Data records
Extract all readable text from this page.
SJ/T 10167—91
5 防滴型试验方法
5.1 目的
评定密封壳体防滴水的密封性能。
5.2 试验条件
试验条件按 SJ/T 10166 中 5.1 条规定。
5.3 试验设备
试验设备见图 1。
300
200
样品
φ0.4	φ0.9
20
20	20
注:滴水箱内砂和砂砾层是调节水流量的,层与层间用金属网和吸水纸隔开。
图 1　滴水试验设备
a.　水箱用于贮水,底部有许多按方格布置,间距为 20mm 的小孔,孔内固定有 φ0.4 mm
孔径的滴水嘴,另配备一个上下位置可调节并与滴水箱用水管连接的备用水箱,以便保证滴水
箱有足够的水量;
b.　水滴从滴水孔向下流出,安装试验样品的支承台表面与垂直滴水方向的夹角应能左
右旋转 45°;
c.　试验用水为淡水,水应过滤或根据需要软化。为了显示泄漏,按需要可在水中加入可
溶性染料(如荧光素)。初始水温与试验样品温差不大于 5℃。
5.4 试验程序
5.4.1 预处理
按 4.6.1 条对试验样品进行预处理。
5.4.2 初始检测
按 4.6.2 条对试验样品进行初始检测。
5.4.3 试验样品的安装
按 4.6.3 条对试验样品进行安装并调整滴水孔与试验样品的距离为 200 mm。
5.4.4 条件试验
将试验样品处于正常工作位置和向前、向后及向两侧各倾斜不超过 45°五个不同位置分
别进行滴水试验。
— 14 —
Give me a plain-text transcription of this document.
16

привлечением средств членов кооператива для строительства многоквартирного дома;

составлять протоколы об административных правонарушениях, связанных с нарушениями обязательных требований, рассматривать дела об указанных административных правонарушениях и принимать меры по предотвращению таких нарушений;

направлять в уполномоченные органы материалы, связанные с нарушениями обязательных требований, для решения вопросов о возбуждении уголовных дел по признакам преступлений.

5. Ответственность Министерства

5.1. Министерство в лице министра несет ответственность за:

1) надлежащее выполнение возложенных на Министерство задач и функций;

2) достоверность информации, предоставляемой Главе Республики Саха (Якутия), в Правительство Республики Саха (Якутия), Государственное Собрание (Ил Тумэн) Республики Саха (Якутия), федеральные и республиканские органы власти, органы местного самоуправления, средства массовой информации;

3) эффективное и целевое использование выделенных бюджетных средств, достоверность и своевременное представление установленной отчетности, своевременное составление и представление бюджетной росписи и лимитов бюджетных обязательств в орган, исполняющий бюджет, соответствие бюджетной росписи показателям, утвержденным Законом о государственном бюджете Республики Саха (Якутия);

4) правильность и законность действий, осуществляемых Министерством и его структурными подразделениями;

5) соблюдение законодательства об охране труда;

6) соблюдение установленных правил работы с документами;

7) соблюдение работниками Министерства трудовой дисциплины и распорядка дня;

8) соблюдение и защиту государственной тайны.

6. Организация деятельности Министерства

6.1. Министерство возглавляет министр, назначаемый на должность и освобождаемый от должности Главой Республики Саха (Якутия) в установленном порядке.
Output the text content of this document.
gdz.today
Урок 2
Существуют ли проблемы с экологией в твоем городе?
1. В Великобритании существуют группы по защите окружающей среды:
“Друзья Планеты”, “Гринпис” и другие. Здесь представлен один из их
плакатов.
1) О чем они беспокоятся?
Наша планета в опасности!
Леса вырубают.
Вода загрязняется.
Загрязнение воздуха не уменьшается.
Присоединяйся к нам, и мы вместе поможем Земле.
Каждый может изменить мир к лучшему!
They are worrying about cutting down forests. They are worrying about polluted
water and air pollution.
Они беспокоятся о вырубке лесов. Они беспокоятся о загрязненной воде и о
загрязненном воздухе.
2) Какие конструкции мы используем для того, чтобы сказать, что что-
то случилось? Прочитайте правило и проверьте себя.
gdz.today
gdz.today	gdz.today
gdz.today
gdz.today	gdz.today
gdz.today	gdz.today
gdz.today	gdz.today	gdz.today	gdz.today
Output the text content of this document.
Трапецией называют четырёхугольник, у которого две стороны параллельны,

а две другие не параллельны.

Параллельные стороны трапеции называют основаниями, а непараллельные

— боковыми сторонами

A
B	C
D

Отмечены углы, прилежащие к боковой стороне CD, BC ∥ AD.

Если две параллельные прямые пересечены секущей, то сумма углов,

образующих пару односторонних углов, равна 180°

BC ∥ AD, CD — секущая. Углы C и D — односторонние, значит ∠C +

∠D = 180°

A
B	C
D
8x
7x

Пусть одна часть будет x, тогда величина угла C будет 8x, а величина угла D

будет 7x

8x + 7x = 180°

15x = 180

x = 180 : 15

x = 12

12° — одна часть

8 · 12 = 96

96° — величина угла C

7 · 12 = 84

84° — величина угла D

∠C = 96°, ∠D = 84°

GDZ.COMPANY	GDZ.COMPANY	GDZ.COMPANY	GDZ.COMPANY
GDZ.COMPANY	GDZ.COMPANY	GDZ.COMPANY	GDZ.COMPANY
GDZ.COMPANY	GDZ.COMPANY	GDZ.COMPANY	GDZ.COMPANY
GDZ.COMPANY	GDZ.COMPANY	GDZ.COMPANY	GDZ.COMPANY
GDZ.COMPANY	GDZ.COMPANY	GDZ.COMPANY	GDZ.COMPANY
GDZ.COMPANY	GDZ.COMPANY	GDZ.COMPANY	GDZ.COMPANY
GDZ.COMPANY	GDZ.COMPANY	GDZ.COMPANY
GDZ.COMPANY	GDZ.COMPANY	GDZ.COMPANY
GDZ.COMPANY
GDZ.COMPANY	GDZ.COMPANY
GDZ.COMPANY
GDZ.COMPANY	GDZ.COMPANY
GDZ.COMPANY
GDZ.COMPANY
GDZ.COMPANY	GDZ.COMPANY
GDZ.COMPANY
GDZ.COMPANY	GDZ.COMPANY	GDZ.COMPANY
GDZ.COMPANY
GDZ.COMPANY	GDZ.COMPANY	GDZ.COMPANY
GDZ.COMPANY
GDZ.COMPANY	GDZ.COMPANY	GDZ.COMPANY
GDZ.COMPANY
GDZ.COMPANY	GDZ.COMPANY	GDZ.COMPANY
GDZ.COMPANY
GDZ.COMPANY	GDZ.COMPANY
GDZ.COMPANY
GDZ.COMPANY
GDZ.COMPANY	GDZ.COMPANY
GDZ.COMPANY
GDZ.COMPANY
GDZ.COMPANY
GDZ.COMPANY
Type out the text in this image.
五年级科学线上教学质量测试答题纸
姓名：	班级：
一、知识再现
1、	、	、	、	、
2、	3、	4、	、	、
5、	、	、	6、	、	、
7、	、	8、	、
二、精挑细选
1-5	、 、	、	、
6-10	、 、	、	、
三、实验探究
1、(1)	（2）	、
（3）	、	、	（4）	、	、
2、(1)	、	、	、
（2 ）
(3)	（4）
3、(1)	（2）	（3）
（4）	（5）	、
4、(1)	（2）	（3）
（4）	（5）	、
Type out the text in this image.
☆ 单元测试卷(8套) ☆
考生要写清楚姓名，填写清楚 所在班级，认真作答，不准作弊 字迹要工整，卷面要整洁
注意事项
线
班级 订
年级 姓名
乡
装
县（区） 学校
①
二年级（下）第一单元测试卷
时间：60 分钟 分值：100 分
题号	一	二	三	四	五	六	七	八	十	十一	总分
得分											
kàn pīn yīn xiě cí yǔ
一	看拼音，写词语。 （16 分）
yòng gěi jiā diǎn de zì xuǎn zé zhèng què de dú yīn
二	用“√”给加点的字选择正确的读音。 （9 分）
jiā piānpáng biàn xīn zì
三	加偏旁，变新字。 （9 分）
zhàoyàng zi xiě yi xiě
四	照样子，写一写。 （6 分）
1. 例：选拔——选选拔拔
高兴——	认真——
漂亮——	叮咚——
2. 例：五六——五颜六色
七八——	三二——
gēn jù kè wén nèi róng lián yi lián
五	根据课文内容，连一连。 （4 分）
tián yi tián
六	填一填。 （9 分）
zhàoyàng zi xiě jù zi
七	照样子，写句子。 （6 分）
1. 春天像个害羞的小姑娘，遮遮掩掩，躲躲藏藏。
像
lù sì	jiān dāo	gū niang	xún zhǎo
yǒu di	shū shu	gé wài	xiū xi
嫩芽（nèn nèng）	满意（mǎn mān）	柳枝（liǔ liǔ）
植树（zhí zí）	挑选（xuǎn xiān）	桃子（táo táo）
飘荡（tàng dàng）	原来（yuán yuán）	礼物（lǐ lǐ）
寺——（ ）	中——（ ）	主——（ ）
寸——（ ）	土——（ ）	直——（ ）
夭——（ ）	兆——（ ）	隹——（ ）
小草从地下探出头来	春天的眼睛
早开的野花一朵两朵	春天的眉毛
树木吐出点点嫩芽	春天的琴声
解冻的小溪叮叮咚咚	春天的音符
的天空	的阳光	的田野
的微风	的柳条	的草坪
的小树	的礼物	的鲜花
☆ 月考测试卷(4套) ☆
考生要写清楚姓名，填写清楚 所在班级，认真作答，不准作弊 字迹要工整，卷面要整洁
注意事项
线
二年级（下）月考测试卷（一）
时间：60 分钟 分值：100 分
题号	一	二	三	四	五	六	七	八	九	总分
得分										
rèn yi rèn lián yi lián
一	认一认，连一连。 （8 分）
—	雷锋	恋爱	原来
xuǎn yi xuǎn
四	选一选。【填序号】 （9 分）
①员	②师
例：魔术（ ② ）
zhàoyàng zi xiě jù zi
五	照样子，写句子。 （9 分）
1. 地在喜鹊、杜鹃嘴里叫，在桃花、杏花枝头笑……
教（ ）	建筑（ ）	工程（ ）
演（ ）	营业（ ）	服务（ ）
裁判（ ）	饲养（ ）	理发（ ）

Objective: Copy each line of the listing that contains the string "органы".

The answer:
направлять в уполномоченные органы материалы, связанные с нарушениями обязательных требований, для решения вопросов о возбуждении уголовных дел по признакам преступлений.
2) достоверность информации, предоставляемой Главе Республики Саха (Якутия), в Правительство Республики Саха (Якутия), Государственное Собрание (Ил Тумэн) Республики Саха (Якутия), федеральные и республиканские органы власти, органы местного самоуправления, средства массовой информации;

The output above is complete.